Aim: In your copy, repeat the records exactly and leave out the pictures.

Supplied material:
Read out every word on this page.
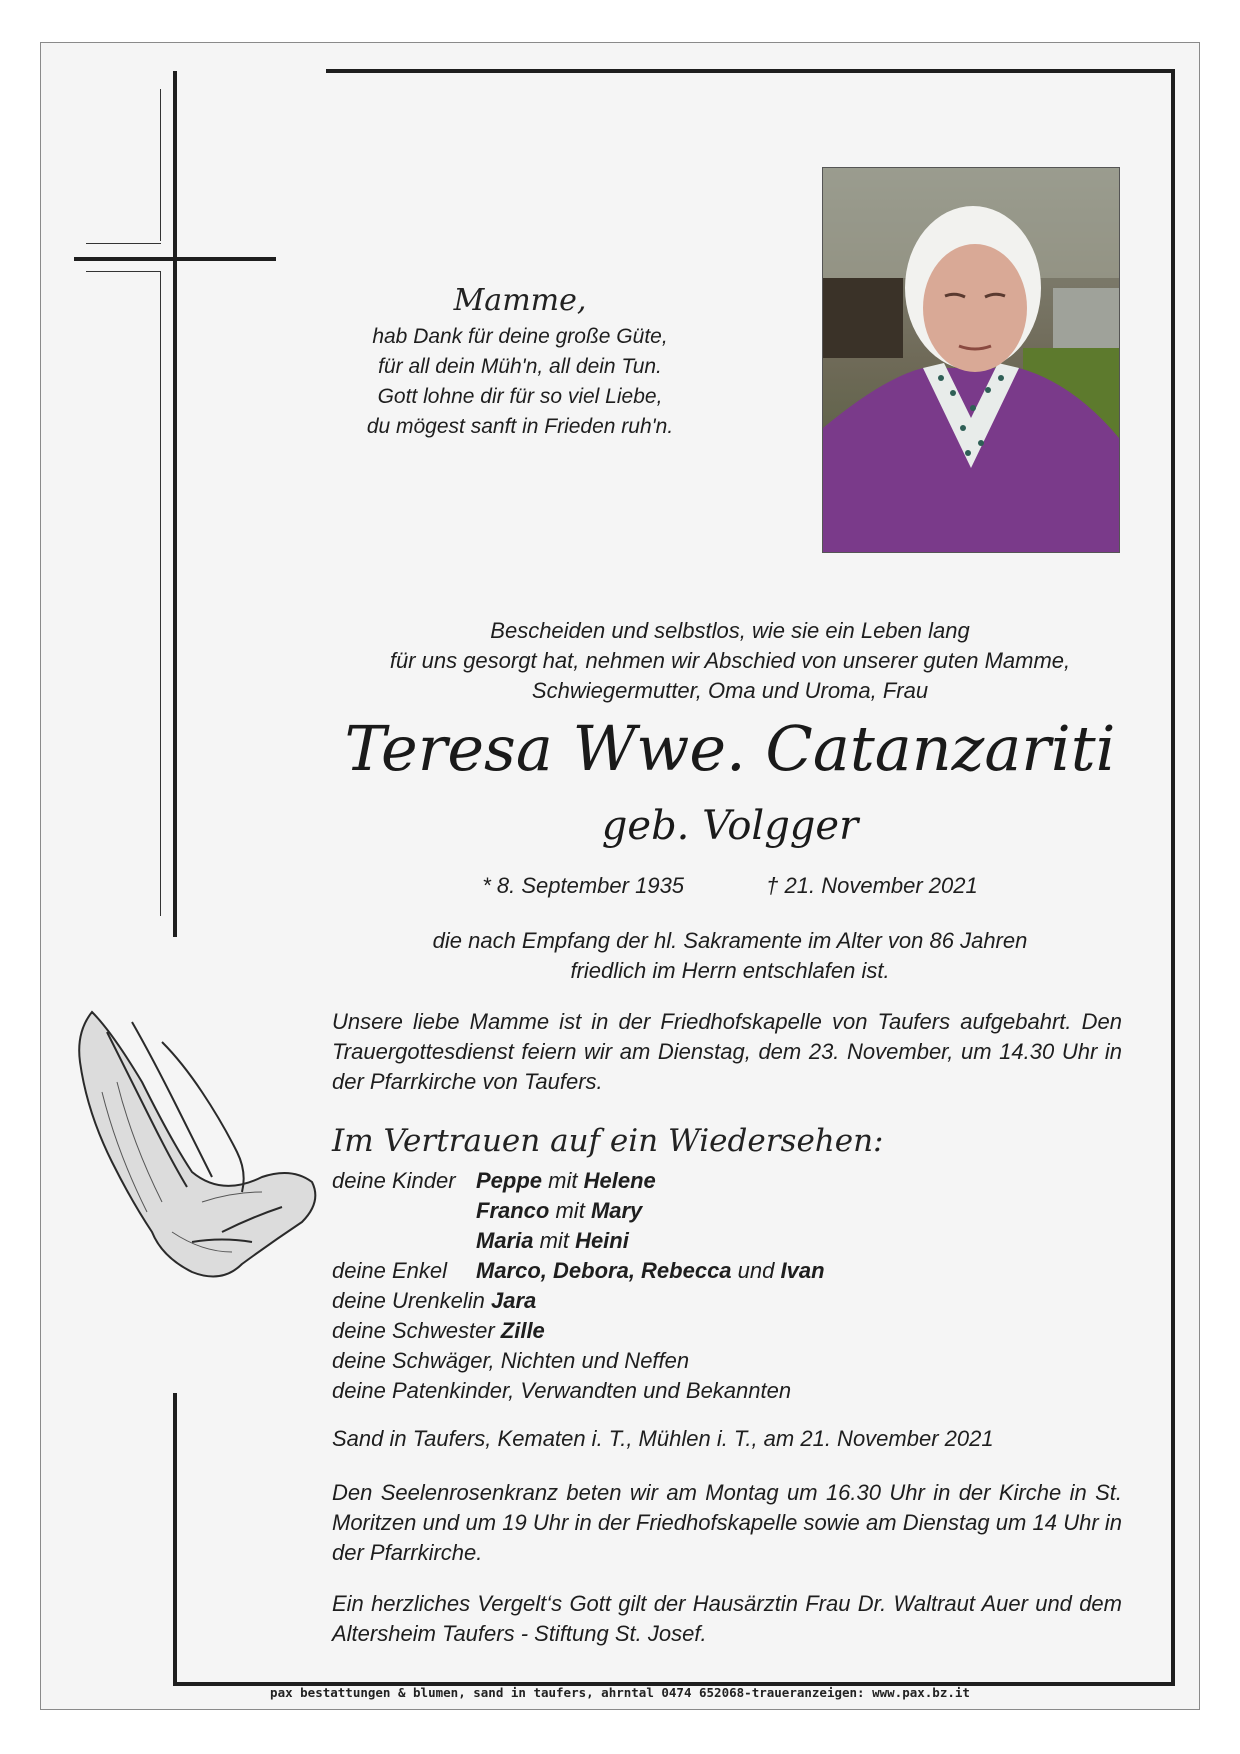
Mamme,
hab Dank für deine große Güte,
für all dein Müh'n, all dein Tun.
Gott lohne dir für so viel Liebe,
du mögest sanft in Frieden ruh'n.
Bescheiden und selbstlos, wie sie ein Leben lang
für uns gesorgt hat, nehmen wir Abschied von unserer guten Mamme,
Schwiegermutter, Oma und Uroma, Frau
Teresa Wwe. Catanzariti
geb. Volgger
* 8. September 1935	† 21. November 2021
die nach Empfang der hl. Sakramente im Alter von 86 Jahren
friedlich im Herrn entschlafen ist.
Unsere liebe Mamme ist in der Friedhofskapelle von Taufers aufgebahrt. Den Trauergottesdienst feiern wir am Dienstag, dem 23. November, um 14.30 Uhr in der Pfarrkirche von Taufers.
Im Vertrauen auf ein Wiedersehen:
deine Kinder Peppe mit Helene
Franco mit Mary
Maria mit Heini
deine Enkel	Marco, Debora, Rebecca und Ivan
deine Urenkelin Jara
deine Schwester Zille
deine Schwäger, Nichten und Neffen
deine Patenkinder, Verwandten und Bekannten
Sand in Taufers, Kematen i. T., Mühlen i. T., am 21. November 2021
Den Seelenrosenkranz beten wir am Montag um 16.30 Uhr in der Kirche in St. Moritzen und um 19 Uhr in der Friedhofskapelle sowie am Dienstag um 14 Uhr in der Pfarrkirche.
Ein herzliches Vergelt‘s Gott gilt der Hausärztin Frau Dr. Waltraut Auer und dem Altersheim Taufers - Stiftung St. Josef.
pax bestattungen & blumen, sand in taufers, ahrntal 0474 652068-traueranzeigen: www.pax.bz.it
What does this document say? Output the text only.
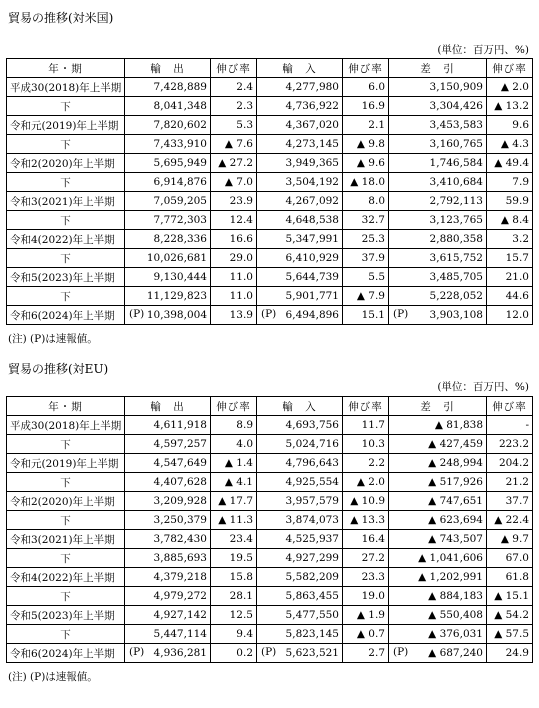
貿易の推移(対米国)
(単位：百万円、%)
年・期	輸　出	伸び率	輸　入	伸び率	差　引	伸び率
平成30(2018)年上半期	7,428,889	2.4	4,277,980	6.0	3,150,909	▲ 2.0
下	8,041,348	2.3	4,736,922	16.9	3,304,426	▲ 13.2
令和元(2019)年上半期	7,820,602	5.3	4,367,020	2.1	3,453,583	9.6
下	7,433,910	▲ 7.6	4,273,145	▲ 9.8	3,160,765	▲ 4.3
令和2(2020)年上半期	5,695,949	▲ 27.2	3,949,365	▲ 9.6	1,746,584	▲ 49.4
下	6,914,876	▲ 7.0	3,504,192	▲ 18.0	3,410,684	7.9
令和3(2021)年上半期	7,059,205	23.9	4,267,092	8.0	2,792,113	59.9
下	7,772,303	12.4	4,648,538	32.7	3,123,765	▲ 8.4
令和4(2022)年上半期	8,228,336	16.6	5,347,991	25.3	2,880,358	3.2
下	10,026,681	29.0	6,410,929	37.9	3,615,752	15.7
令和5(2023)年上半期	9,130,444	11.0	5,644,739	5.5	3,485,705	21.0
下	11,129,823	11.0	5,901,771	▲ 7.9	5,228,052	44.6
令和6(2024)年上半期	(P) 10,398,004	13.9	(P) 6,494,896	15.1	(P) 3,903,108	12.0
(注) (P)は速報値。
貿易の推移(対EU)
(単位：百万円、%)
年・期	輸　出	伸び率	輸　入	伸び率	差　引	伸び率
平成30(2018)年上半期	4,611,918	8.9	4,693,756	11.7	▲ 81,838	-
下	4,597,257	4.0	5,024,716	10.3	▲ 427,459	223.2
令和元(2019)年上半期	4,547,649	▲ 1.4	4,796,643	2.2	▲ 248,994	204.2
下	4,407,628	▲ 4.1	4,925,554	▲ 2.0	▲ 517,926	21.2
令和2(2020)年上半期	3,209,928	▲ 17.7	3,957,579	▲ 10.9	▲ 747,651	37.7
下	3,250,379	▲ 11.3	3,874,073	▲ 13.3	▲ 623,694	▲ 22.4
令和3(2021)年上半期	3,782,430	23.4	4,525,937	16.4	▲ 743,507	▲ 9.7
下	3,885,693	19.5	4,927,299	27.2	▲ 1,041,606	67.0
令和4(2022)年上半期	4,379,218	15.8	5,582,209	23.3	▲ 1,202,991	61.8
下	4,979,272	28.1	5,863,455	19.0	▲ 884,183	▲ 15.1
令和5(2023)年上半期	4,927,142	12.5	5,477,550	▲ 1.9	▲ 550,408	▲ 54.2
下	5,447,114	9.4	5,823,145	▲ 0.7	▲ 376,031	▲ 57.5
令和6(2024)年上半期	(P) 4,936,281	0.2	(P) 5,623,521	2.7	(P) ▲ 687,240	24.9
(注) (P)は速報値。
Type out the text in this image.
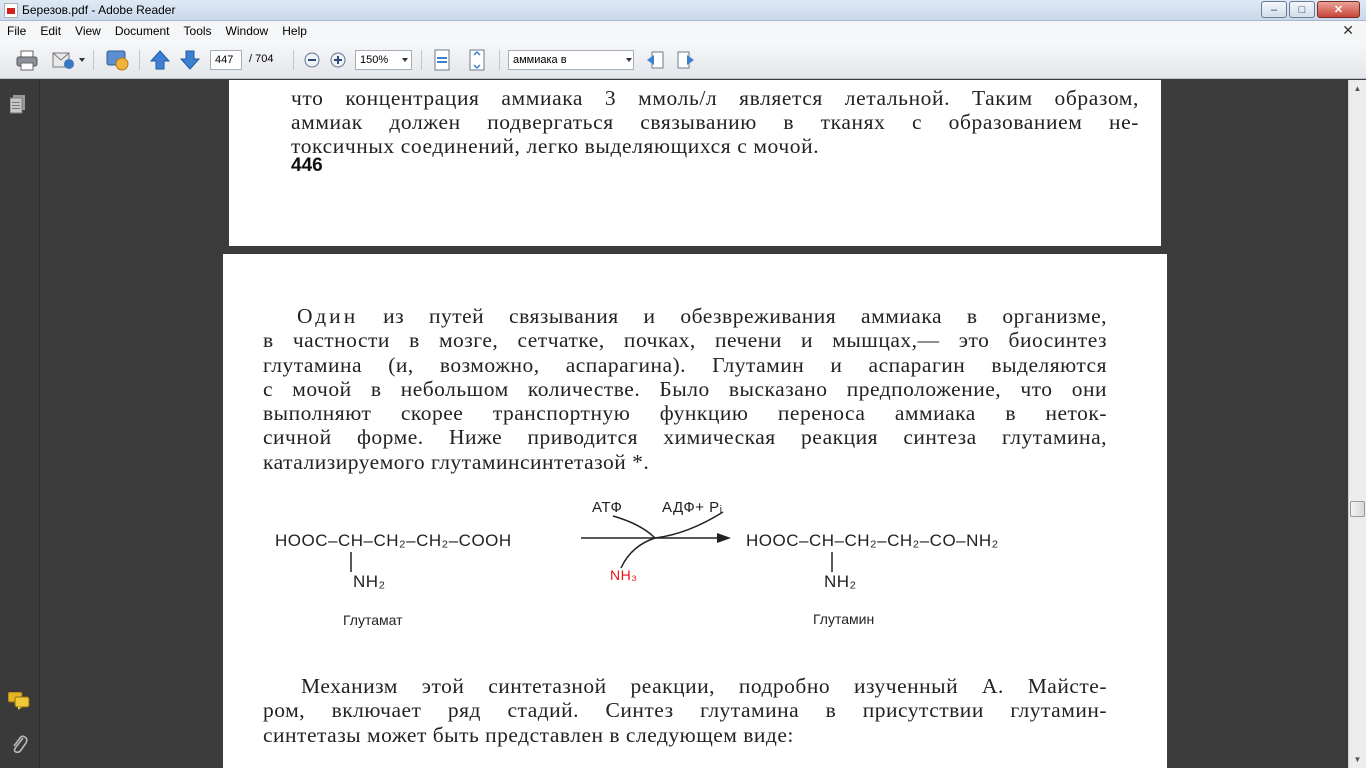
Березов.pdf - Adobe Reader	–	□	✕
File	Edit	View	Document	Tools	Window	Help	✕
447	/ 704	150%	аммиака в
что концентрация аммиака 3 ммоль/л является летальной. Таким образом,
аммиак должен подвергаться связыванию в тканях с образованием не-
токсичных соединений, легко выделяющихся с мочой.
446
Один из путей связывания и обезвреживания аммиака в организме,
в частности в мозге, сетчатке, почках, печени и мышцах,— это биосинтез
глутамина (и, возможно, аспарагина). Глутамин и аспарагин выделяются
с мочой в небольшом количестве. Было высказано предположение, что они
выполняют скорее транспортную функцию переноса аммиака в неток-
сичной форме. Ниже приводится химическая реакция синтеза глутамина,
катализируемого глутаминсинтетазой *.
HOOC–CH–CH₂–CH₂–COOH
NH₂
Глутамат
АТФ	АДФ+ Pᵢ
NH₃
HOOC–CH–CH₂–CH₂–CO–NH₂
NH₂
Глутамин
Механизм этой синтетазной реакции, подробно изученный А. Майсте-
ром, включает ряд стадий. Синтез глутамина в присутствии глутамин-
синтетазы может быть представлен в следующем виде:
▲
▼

Expected output:
Read out every word on this page.
Mamme,
hab Dank für deine große Güte,
für all dein Müh'n, all dein Tun.
Gott lohne dir für so viel Liebe,
du mögest sanft in Frieden ruh'n.
Bescheiden und selbstlos, wie sie ein Leben lang
für uns gesorgt hat, nehmen wir Abschied von unserer guten Mamme,
Schwiegermutter, Oma und Uroma, Frau
Teresa Wwe. Catanzariti
geb. Volgger
* 8. September 1935	† 21. November 2021
die nach Empfang der hl. Sakramente im Alter von 86 Jahren
friedlich im Herrn entschlafen ist.
Unsere liebe Mamme ist in der Friedhofskapelle von Taufers aufgebahrt. Den Trauergottesdienst feiern wir am Dienstag, dem 23. November, um 14.30 Uhr in der Pfarrkirche von Taufers.
Im Vertrauen auf ein Wiedersehen:
deine Kinder Peppe mit Helene
Franco mit Mary
Maria mit Heini
deine Enkel	Marco, Debora, Rebecca und Ivan
deine Urenkelin Jara
deine Schwester Zille
deine Schwäger, Nichten und Neffen
deine Patenkinder, Verwandten und Bekannten
Sand in Taufers, Kematen i. T., Mühlen i. T., am 21. November 2021
Den Seelenrosenkranz beten wir am Montag um 16.30 Uhr in der Kirche in St. Moritzen und um 19 Uhr in der Friedhofskapelle sowie am Dienstag um 14 Uhr in der Pfarrkirche.
Ein herzliches Vergelt‘s Gott gilt der Hausärztin Frau Dr. Waltraut Auer und dem Altersheim Taufers - Stiftung St. Josef.
pax bestattungen & blumen, sand in taufers, ahrntal 0474 652068-traueranzeigen: www.pax.bz.it
What does this document say? Output the text only.
貿易の推移(対米国)
(単位：百万円、%)
年・期	輸　出	伸び率	輸　入	伸び率	差　引	伸び率
平成30(2018)年上半期	7,428,889	2.4	4,277,980	6.0	3,150,909	▲ 2.0
下	8,041,348	2.3	4,736,922	16.9	3,304,426	▲ 13.2
令和元(2019)年上半期	7,820,602	5.3	4,367,020	2.1	3,453,583	9.6
下	7,433,910	▲ 7.6	4,273,145	▲ 9.8	3,160,765	▲ 4.3
令和2(2020)年上半期	5,695,949	▲ 27.2	3,949,365	▲ 9.6	1,746,584	▲ 49.4
下	6,914,876	▲ 7.0	3,504,192	▲ 18.0	3,410,684	7.9
令和3(2021)年上半期	7,059,205	23.9	4,267,092	8.0	2,792,113	59.9
下	7,772,303	12.4	4,648,538	32.7	3,123,765	▲ 8.4
令和4(2022)年上半期	8,228,336	16.6	5,347,991	25.3	2,880,358	3.2
下	10,026,681	29.0	6,410,929	37.9	3,615,752	15.7
令和5(2023)年上半期	9,130,444	11.0	5,644,739	5.5	3,485,705	21.0
下	11,129,823	11.0	5,901,771	▲ 7.9	5,228,052	44.6
令和6(2024)年上半期	(P) 10,398,004	13.9	(P) 6,494,896	15.1	(P) 3,903,108	12.0
(注) (P)は速報値。
貿易の推移(対EU)
(単位：百万円、%)
年・期	輸　出	伸び率	輸　入	伸び率	差　引	伸び率
平成30(2018)年上半期	4,611,918	8.9	4,693,756	11.7	▲ 81,838	-
下	4,597,257	4.0	5,024,716	10.3	▲ 427,459	223.2
令和元(2019)年上半期	4,547,649	▲ 1.4	4,796,643	2.2	▲ 248,994	204.2
下	4,407,628	▲ 4.1	4,925,554	▲ 2.0	▲ 517,926	21.2
令和2(2020)年上半期	3,209,928	▲ 17.7	3,957,579	▲ 10.9	▲ 747,651	37.7
下	3,250,379	▲ 11.3	3,874,073	▲ 13.3	▲ 623,694	▲ 22.4
令和3(2021)年上半期	3,782,430	23.4	4,525,937	16.4	▲ 743,507	▲ 9.7
下	3,885,693	19.5	4,927,299	27.2	▲ 1,041,606	67.0
令和4(2022)年上半期	4,379,218	15.8	5,582,209	23.3	▲ 1,202,991	61.8
下	4,979,272	28.1	5,863,455	19.0	▲ 884,183	▲ 15.1
令和5(2023)年上半期	4,927,142	12.5	5,477,550	▲ 1.9	▲ 550,408	▲ 54.2
下	5,447,114	9.4	5,823,145	▲ 0.7	▲ 376,031	▲ 57.5
令和6(2024)年上半期	(P) 4,936,281	0.2	(P) 5,623,521	2.7	(P) ▲ 687,240	24.9
(注) (P)は速報値。
Type out the text in this image.
Березов.pdf - Adobe Reader	–	□	✕
File	Edit	View	Document	Tools	Window	Help	✕
447	/ 704	150%	аммиака в
что концентрация аммиака 3 ммоль/л является летальной. Таким образом,
аммиак должен подвергаться связыванию в тканях с образованием не-
токсичных соединений, легко выделяющихся с мочой.
446
Один из путей связывания и обезвреживания аммиака в организме,
в частности в мозге, сетчатке, почках, печени и мышцах,— это биосинтез
глутамина (и, возможно, аспарагина). Глутамин и аспарагин выделяются
с мочой в небольшом количестве. Было высказано предположение, что они
выполняют скорее транспортную функцию переноса аммиака в неток-
сичной форме. Ниже приводится химическая реакция синтеза глутамина,
катализируемого глутаминсинтетазой *.
HOOC–CH–CH₂–CH₂–COOH
NH₂
Глутамат
АТФ	АДФ+ Pᵢ
NH₃
HOOC–CH–CH₂–CH₂–CO–NH₂
NH₂
Глутамин
Механизм этой синтетазной реакции, подробно изученный А. Майсте-
ром, включает ряд стадий. Синтез глутамина в присутствии глутамин-
синтетазы может быть представлен в следующем виде:
▲
▼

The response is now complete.